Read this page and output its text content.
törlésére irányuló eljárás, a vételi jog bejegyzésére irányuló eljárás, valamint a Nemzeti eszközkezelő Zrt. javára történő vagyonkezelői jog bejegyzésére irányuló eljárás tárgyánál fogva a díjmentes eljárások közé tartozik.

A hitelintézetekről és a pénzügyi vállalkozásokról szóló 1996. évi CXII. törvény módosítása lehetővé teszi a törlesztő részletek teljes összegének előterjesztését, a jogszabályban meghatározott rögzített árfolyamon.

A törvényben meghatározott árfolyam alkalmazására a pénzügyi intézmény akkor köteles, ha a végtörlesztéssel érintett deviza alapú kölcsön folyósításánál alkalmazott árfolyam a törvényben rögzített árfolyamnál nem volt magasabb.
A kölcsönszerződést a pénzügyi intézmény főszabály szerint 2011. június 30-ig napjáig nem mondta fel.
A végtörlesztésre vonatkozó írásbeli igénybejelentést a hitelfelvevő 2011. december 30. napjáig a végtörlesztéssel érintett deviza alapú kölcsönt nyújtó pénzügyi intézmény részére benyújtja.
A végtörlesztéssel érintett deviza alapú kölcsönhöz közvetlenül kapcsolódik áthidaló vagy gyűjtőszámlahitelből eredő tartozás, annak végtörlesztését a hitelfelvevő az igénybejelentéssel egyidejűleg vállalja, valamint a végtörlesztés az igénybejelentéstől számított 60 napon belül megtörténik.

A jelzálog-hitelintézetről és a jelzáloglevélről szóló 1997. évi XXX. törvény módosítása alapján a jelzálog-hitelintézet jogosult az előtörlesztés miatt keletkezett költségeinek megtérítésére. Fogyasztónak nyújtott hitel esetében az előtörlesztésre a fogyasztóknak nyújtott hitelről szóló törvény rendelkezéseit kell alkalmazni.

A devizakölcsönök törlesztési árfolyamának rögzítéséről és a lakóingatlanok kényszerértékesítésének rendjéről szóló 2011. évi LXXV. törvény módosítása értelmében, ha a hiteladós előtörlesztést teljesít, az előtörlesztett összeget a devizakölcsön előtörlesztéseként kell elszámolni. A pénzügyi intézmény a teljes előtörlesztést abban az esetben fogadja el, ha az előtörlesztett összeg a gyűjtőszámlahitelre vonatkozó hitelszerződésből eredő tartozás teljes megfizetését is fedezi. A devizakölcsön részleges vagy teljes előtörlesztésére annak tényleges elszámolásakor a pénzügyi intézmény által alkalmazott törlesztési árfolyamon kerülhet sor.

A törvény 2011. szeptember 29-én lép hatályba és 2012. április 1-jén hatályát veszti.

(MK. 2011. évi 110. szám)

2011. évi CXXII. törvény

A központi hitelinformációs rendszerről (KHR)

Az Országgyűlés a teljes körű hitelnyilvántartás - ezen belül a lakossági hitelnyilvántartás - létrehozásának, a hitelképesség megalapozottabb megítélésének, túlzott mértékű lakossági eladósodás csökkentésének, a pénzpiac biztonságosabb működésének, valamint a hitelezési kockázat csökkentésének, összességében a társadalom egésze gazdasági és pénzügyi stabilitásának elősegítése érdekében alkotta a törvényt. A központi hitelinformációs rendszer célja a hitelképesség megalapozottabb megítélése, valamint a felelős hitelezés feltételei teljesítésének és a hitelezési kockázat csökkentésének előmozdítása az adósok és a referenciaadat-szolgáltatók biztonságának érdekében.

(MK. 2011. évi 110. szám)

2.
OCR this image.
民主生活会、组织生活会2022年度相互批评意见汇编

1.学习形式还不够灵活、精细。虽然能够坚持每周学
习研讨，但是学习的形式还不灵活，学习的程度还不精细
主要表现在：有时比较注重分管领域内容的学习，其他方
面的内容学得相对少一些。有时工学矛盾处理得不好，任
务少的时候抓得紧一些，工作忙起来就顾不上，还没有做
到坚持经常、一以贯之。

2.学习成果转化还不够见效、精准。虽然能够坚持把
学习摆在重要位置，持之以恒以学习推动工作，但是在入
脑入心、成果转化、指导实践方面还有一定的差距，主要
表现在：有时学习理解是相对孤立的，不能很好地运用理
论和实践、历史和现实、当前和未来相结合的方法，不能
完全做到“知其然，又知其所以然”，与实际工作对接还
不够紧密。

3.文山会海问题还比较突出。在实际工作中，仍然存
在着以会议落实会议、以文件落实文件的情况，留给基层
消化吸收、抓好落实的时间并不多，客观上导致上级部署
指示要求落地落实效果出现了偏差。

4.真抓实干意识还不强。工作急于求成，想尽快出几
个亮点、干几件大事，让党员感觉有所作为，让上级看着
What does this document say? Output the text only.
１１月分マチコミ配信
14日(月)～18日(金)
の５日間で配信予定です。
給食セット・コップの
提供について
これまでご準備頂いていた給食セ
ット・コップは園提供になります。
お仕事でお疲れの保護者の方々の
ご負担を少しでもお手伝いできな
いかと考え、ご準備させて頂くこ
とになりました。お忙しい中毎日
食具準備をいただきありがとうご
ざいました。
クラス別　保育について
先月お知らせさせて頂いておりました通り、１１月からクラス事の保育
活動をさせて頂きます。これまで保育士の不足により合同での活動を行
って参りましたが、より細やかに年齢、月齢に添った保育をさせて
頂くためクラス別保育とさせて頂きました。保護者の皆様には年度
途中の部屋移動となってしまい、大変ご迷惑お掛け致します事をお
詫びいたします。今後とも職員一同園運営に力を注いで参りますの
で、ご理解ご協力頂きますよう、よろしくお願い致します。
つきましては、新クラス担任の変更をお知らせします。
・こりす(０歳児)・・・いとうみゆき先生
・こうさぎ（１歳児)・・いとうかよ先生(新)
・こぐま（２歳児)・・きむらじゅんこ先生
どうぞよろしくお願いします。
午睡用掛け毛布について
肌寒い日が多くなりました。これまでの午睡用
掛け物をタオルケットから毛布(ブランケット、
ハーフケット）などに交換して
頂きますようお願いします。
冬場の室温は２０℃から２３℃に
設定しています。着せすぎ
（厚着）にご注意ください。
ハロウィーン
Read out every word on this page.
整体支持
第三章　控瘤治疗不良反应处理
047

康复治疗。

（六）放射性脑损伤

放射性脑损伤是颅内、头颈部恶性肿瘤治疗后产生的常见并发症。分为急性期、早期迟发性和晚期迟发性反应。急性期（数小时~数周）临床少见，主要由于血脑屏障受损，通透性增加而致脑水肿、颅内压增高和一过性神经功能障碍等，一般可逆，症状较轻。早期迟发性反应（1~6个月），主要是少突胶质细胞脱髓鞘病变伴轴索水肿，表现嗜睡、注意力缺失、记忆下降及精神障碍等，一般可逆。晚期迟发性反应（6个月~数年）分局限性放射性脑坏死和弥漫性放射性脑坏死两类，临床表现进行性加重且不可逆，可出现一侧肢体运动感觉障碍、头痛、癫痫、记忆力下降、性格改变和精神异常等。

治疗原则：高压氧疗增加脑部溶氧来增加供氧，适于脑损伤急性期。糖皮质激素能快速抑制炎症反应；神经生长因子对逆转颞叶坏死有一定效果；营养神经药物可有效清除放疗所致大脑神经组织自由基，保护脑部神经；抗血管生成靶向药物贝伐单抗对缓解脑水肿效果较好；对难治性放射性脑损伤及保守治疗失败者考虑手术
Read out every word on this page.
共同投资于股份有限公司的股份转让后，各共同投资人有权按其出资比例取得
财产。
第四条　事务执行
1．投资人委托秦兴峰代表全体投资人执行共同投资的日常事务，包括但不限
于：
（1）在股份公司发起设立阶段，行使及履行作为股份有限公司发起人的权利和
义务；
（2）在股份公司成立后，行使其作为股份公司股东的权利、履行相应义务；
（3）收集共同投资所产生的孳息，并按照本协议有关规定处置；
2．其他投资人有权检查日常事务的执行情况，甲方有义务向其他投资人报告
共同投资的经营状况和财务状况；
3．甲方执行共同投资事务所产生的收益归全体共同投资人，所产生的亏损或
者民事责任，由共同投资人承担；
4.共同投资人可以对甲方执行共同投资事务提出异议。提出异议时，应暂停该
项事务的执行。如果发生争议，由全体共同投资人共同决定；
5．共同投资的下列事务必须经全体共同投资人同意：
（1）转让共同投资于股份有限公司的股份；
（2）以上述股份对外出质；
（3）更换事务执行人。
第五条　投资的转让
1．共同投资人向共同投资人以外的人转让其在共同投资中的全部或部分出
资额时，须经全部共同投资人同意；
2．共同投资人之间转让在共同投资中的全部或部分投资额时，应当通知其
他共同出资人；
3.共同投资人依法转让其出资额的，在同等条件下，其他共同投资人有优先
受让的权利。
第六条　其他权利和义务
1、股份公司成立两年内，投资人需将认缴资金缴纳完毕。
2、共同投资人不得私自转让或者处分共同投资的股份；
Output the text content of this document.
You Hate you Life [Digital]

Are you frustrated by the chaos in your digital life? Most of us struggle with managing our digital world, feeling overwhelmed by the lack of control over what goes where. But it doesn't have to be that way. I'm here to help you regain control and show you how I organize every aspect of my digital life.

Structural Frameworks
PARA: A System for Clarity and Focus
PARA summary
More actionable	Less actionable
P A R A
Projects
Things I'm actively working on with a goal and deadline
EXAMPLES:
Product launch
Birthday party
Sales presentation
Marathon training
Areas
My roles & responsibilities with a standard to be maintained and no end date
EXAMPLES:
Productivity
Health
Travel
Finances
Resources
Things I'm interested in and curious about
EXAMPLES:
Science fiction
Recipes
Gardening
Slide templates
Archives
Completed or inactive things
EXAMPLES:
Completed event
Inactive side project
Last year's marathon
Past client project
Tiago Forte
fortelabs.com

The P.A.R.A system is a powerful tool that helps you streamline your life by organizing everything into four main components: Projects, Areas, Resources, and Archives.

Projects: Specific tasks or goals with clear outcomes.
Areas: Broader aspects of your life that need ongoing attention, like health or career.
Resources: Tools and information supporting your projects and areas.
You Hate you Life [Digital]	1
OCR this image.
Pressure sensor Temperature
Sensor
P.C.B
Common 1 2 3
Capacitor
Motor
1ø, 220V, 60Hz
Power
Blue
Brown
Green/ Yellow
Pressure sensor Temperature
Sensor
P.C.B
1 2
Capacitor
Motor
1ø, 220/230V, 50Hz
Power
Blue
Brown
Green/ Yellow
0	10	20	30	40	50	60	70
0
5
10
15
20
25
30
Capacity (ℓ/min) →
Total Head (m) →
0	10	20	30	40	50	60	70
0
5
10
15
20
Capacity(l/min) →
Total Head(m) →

■ REQUIREMENTS: Go over the records above line by line and count those holding the word "Archives". Reply only with the number.

■ EXERCISE OUTPUT: 2